--- What is expected ---
Tally the lines of the listing that contain the string "ignoreDependencyInterface". Give the number and nothing else.

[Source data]
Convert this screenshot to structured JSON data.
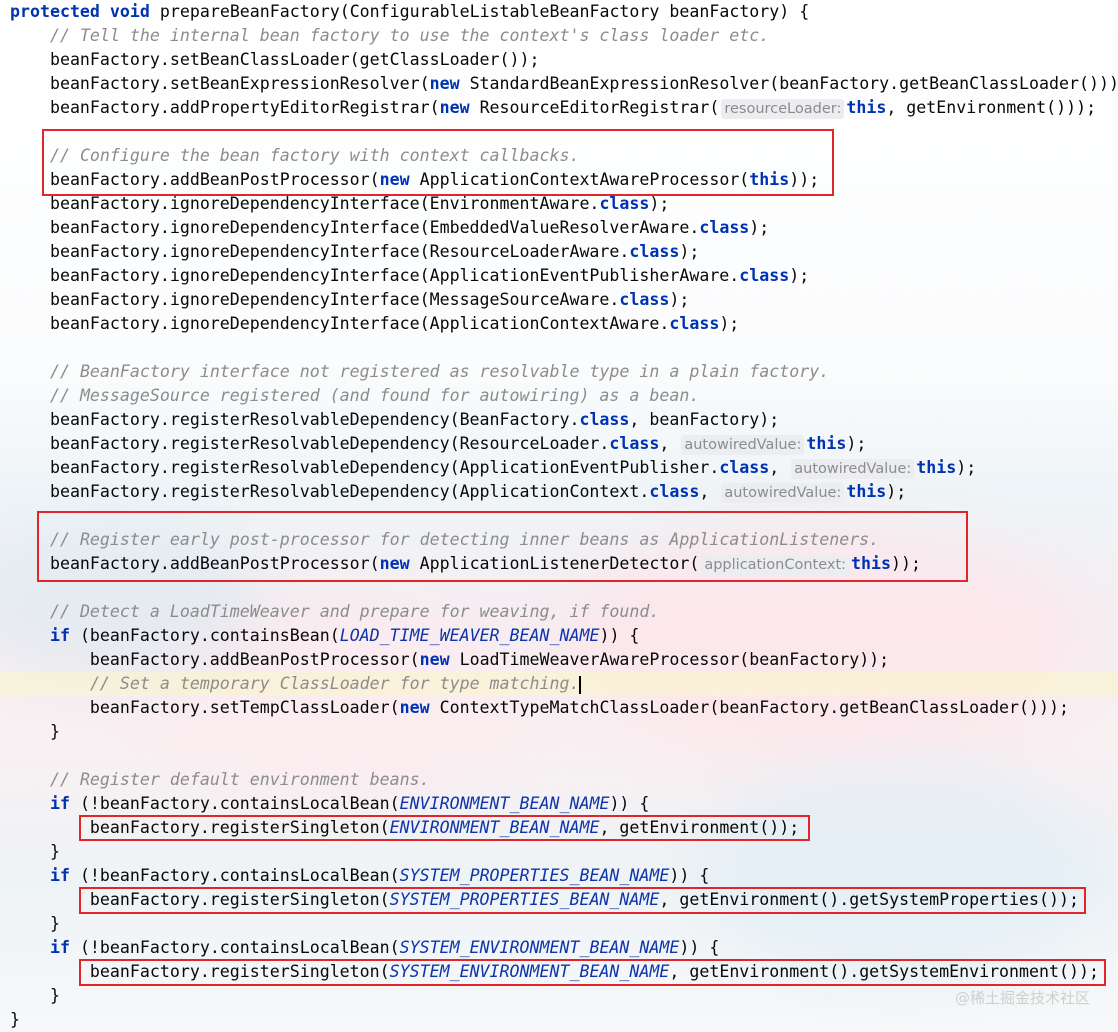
{
  "editor": {
    "lines": [
      [
        {
          "t": "protected",
          "c": "kw"
        },
        {
          "t": " "
        },
        {
          "t": "void",
          "c": "kw"
        },
        {
          "t": " prepareBeanFactory(ConfigurableListableBeanFactory beanFactory) {"
        }
      ],
      [
        {
          "t": "    "
        },
        {
          "t": "// Tell the internal bean factory to use the context's class loader etc.",
          "c": "cmt"
        }
      ],
      [
        {
          "t": "    beanFactory.setBeanClassLoader(getClassLoader());"
        }
      ],
      [
        {
          "t": "    beanFactory.setBeanExpressionResolver("
        },
        {
          "t": "new",
          "c": "kw"
        },
        {
          "t": " StandardBeanExpressionResolver(beanFactory.getBeanClassLoader()));"
        }
      ],
      [
        {
          "t": "    beanFactory.addPropertyEditorRegistrar("
        },
        {
          "t": "new",
          "c": "kw"
        },
        {
          "t": " ResourceEditorRegistrar("
        },
        {
          "t": "resourceLoader:",
          "c": "hint"
        },
        {
          "t": "this",
          "c": "kw"
        },
        {
          "t": ", getEnvironment()));"
        }
      ],
      [],
      [
        {
          "t": "    "
        },
        {
          "t": "// Configure the bean factory with context callbacks.",
          "c": "cmt"
        }
      ],
      [
        {
          "t": "    beanFactory.addBeanPostProcessor("
        },
        {
          "t": "new",
          "c": "kw"
        },
        {
          "t": " ApplicationContextAwareProcessor("
        },
        {
          "t": "this",
          "c": "kw"
        },
        {
          "t": "));"
        }
      ],
      [
        {
          "t": "    beanFactory.ignoreDependencyInterface(EnvironmentAware."
        },
        {
          "t": "class",
          "c": "kw"
        },
        {
          "t": ");"
        }
      ],
      [
        {
          "t": "    beanFactory.ignoreDependencyInterface(EmbeddedValueResolverAware."
        },
        {
          "t": "class",
          "c": "kw"
        },
        {
          "t": ");"
        }
      ],
      [
        {
          "t": "    beanFactory.ignoreDependencyInterface(ResourceLoaderAware."
        },
        {
          "t": "class",
          "c": "kw"
        },
        {
          "t": ");"
        }
      ],
      [
        {
          "t": "    beanFactory.ignoreDependencyInterface(ApplicationEventPublisherAware."
        },
        {
          "t": "class",
          "c": "kw"
        },
        {
          "t": ");"
        }
      ],
      [
        {
          "t": "    beanFactory.ignoreDependencyInterface(MessageSourceAware."
        },
        {
          "t": "class",
          "c": "kw"
        },
        {
          "t": ");"
        }
      ],
      [
        {
          "t": "    beanFactory.ignoreDependencyInterface(ApplicationContextAware."
        },
        {
          "t": "class",
          "c": "kw"
        },
        {
          "t": ");"
        }
      ],
      [],
      [
        {
          "t": "    "
        },
        {
          "t": "// BeanFactory interface not registered as resolvable type in a plain factory.",
          "c": "cmt"
        }
      ],
      [
        {
          "t": "    "
        },
        {
          "t": "// MessageSource registered (and found for autowiring) as a bean.",
          "c": "cmt"
        }
      ],
      [
        {
          "t": "    beanFactory.registerResolvableDependency(BeanFactory."
        },
        {
          "t": "class",
          "c": "kw"
        },
        {
          "t": ", beanFactory);"
        }
      ],
      [
        {
          "t": "    beanFactory.registerResolvableDependency(ResourceLoader."
        },
        {
          "t": "class",
          "c": "kw"
        },
        {
          "t": ", "
        },
        {
          "t": "autowiredValue:",
          "c": "hint"
        },
        {
          "t": "this",
          "c": "kw"
        },
        {
          "t": ");"
        }
      ],
      [
        {
          "t": "    beanFactory.registerResolvableDependency(ApplicationEventPublisher."
        },
        {
          "t": "class",
          "c": "kw"
        },
        {
          "t": ", "
        },
        {
          "t": "autowiredValue:",
          "c": "hint"
        },
        {
          "t": "this",
          "c": "kw"
        },
        {
          "t": ");"
        }
      ],
      [
        {
          "t": "    beanFactory.registerResolvableDependency(ApplicationContext."
        },
        {
          "t": "class",
          "c": "kw"
        },
        {
          "t": ", "
        },
        {
          "t": "autowiredValue:",
          "c": "hint"
        },
        {
          "t": "this",
          "c": "kw"
        },
        {
          "t": ");"
        }
      ],
      [],
      [
        {
          "t": "    "
        },
        {
          "t": "// Register early post-processor for detecting inner beans as ApplicationListeners.",
          "c": "cmt"
        }
      ],
      [
        {
          "t": "    beanFactory.addBeanPostProcessor("
        },
        {
          "t": "new",
          "c": "kw"
        },
        {
          "t": " ApplicationListenerDetector("
        },
        {
          "t": "applicationContext:",
          "c": "hint"
        },
        {
          "t": "this",
          "c": "kw"
        },
        {
          "t": "));"
        }
      ],
      [],
      [
        {
          "t": "    "
        },
        {
          "t": "// Detect a LoadTimeWeaver and prepare for weaving, if found.",
          "c": "cmt"
        }
      ],
      [
        {
          "t": "    "
        },
        {
          "t": "if",
          "c": "kw"
        },
        {
          "t": " (beanFactory.containsBean("
        },
        {
          "t": "LOAD_TIME_WEAVER_BEAN_NAME",
          "c": "const2"
        },
        {
          "t": ")) {"
        }
      ],
      [
        {
          "t": "        beanFactory.addBeanPostProcessor("
        },
        {
          "t": "new",
          "c": "kw"
        },
        {
          "t": " LoadTimeWeaverAwareProcessor(beanFactory));"
        }
      ],
      [
        {
          "t": "        "
        },
        {
          "t": "// Set a temporary ClassLoader for type matching.",
          "c": "cmt"
        },
        {
          "t": "",
          "c": "caret"
        }
      ],
      [
        {
          "t": "        beanFactory.setTempClassLoader("
        },
        {
          "t": "new",
          "c": "kw"
        },
        {
          "t": " ContextTypeMatchClassLoader(beanFactory.getBeanClassLoader()));"
        }
      ],
      [
        {
          "t": "    }"
        }
      ],
      [],
      [
        {
          "t": "    "
        },
        {
          "t": "// Register default environment beans.",
          "c": "cmt"
        }
      ],
      [
        {
          "t": "    "
        },
        {
          "t": "if",
          "c": "kw"
        },
        {
          "t": " (!beanFactory.containsLocalBean("
        },
        {
          "t": "ENVIRONMENT_BEAN_NAME",
          "c": "const2"
        },
        {
          "t": ")) {"
        }
      ],
      [
        {
          "t": "        beanFactory.registerSingleton("
        },
        {
          "t": "ENVIRONMENT_BEAN_NAME",
          "c": "const2"
        },
        {
          "t": ", getEnvironment());"
        }
      ],
      [
        {
          "t": "    }"
        }
      ],
      [
        {
          "t": "    "
        },
        {
          "t": "if",
          "c": "kw"
        },
        {
          "t": " (!beanFactory.containsLocalBean("
        },
        {
          "t": "SYSTEM_PROPERTIES_BEAN_NAME",
          "c": "const2"
        },
        {
          "t": ")) {"
        }
      ],
      [
        {
          "t": "        beanFactory.registerSingleton("
        },
        {
          "t": "SYSTEM_PROPERTIES_BEAN_NAME",
          "c": "const2"
        },
        {
          "t": ", getEnvironment().getSystemProperties());"
        }
      ],
      [
        {
          "t": "    }"
        }
      ],
      [
        {
          "t": "    "
        },
        {
          "t": "if",
          "c": "kw"
        },
        {
          "t": " (!beanFactory.containsLocalBean("
        },
        {
          "t": "SYSTEM_ENVIRONMENT_BEAN_NAME",
          "c": "const2"
        },
        {
          "t": ")) {"
        }
      ],
      [
        {
          "t": "        beanFactory.registerSingleton("
        },
        {
          "t": "SYSTEM_ENVIRONMENT_BEAN_NAME",
          "c": "const2"
        },
        {
          "t": ", getEnvironment().getSystemEnvironment());"
        }
      ],
      [
        {
          "t": "    }"
        }
      ],
      [
        {
          "t": "}"
        }
      ]
    ],
    "current_line": 28
  },
  "watermark": "@稀土掘金技术社区",
  "colors": {
    "keyword": "#0033b3",
    "comment": "#8c8c8c",
    "constant": "#0d34a8",
    "highlight_box": "#e0262b",
    "current_line": "#faf5c8"
  }
}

--- Solution to the exercise ---
6